"""

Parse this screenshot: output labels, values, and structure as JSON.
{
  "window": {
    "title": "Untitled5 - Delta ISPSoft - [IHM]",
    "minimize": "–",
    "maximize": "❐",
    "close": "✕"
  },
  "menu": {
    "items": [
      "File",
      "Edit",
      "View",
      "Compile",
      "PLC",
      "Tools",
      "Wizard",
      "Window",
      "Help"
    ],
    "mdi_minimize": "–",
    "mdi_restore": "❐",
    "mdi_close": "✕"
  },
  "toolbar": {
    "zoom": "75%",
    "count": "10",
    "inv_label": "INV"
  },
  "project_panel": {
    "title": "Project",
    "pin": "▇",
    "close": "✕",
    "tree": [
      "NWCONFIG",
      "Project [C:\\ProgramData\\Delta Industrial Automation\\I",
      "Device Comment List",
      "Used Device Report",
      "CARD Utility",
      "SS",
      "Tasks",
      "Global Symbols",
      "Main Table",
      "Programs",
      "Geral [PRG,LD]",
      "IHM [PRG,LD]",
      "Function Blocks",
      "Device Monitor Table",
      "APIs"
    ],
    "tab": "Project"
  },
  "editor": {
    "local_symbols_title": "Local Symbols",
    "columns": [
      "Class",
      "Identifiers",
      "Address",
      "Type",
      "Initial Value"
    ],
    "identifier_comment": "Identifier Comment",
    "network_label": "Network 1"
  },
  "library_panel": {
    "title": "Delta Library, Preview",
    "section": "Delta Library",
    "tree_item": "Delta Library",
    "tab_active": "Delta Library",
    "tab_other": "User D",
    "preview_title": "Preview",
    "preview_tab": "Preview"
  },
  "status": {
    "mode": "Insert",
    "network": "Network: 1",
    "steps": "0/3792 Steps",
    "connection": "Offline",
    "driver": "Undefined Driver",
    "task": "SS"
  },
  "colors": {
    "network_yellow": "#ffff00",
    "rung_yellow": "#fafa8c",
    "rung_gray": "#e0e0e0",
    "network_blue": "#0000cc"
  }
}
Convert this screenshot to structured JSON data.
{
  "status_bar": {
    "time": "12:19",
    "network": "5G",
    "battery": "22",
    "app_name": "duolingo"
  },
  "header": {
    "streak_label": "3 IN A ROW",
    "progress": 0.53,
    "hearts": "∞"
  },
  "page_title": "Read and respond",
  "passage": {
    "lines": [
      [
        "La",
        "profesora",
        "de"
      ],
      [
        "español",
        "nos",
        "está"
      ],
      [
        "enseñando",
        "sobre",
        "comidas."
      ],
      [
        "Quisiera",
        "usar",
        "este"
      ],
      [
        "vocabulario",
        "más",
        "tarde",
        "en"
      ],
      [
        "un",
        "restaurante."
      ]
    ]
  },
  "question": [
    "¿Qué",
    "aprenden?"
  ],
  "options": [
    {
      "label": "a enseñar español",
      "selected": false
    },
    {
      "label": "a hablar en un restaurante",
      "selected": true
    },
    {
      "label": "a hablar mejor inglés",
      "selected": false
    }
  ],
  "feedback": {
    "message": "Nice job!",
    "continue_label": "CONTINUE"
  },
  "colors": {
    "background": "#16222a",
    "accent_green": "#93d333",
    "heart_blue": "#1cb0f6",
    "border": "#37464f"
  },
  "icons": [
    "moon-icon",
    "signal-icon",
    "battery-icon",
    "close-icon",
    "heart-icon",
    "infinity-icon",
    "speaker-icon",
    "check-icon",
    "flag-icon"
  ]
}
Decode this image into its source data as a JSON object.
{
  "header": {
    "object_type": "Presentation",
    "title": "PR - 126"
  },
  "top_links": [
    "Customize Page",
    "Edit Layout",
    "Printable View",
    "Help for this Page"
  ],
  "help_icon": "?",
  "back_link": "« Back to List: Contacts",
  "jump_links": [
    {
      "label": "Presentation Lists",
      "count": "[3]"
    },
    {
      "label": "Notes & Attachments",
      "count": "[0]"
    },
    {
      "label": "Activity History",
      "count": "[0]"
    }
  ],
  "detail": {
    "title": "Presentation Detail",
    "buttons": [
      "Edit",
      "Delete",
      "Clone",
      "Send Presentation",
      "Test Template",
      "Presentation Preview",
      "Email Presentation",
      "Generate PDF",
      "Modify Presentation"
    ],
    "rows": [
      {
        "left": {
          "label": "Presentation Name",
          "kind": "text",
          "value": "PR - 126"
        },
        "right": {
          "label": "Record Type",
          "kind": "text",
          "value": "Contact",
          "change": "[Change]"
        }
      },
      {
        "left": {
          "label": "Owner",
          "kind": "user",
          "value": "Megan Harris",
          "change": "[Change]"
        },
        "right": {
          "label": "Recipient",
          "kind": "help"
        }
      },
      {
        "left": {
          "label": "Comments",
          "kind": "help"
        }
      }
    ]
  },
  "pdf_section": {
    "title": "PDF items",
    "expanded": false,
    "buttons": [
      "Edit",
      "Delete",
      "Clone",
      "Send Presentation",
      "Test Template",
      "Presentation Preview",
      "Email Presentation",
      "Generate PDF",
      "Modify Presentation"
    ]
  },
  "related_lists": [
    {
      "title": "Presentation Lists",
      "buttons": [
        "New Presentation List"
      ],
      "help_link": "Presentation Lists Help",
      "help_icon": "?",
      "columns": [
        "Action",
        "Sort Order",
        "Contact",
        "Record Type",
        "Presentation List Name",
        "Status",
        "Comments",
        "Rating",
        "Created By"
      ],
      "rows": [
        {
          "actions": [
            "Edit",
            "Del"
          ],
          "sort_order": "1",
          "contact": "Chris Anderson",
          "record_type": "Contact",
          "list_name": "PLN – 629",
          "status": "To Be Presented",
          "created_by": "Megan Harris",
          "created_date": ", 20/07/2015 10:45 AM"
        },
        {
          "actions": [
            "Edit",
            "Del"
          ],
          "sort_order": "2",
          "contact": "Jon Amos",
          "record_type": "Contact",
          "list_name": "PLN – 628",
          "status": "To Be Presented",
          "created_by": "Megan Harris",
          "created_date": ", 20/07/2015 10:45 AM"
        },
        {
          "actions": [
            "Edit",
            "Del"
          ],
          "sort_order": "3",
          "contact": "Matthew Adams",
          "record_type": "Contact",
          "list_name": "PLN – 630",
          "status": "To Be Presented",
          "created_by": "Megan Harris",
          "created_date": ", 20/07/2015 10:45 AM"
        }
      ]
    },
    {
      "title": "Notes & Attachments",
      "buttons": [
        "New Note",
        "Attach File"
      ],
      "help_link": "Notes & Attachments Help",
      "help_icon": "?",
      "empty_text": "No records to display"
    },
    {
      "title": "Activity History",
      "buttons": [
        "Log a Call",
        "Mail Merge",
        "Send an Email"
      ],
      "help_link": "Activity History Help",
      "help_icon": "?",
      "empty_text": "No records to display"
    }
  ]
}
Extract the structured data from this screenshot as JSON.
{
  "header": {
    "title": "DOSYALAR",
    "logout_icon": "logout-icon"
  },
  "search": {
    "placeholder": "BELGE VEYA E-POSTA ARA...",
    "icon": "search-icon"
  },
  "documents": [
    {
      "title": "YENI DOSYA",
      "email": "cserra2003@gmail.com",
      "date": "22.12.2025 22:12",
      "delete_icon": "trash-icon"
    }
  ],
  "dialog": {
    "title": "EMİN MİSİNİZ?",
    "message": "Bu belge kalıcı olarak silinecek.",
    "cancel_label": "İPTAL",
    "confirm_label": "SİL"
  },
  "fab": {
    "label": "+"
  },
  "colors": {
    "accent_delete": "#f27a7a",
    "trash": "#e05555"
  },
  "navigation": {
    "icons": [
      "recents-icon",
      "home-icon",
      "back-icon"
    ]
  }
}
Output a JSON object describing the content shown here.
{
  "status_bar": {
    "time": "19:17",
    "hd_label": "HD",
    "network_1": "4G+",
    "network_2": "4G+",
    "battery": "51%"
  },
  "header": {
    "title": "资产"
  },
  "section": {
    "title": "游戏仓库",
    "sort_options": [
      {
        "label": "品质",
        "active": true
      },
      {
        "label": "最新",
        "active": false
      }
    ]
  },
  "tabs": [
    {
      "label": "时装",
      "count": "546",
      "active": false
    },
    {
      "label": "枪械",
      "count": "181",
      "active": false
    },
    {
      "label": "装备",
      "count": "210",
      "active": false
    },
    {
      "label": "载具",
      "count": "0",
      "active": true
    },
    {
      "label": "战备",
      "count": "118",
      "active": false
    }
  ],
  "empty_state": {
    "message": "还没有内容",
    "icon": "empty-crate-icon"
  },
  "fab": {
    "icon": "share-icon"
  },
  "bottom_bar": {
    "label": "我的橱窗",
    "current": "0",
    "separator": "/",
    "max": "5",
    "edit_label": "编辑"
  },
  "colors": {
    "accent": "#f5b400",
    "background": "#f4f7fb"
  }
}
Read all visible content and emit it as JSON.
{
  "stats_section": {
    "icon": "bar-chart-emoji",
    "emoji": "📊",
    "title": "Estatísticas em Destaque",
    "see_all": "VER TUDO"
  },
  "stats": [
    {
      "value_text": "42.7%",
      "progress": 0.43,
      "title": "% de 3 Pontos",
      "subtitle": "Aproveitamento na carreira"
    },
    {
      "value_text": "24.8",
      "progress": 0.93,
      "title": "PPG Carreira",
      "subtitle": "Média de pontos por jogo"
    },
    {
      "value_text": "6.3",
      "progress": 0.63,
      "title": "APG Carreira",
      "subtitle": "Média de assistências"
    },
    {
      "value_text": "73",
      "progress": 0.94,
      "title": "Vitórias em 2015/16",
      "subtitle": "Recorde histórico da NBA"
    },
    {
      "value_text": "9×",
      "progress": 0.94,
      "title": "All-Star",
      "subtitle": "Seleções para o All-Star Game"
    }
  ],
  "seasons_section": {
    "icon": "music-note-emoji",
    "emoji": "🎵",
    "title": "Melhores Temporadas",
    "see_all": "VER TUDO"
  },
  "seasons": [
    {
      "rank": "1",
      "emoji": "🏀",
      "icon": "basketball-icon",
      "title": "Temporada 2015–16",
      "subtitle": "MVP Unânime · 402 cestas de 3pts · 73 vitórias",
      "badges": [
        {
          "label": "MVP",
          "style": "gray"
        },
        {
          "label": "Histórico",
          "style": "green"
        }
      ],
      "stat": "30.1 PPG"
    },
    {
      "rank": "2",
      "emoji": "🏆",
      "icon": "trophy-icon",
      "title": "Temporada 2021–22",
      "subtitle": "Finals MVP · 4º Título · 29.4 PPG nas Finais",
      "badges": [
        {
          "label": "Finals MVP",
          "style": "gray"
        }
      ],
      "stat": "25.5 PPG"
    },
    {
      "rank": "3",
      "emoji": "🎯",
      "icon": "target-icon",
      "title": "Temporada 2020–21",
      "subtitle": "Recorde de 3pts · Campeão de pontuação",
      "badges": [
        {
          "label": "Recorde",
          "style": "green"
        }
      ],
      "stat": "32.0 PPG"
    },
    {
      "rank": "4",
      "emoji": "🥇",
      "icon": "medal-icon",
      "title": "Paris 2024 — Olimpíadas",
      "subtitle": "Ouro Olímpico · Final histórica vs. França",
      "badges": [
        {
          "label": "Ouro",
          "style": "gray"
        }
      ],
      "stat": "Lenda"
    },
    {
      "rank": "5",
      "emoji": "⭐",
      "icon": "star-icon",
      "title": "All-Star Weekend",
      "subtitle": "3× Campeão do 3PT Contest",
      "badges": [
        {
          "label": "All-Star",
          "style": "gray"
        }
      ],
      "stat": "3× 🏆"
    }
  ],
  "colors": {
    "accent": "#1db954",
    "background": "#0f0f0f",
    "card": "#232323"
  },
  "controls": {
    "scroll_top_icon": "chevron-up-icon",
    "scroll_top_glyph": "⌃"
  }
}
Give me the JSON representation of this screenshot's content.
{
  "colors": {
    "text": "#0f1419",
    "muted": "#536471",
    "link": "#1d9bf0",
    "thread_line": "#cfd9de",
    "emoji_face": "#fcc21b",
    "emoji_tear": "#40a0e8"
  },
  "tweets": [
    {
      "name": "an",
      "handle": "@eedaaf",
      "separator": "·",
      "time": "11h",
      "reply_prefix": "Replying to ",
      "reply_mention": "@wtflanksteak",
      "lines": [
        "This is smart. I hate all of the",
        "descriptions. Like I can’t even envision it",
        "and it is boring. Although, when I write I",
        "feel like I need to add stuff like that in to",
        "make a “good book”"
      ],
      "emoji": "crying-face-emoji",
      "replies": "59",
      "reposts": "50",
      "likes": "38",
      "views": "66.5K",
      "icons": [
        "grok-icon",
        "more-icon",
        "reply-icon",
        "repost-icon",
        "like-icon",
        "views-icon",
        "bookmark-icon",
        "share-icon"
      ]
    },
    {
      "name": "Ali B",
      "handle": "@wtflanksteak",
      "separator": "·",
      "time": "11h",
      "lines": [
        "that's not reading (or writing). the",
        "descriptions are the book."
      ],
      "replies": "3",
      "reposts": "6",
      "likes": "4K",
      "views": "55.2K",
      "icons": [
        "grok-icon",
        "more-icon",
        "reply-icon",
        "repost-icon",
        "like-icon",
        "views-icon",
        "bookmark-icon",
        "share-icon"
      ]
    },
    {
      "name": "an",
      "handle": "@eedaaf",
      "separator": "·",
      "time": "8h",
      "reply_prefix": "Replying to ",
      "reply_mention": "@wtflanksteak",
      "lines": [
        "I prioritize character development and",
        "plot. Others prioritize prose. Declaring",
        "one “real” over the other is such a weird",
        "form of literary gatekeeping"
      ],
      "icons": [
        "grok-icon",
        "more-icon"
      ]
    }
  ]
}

"""

▶ What this task involves: What is the number of lines in these records that contain "Activity"? Reply with the number only.

▶ Final result: 3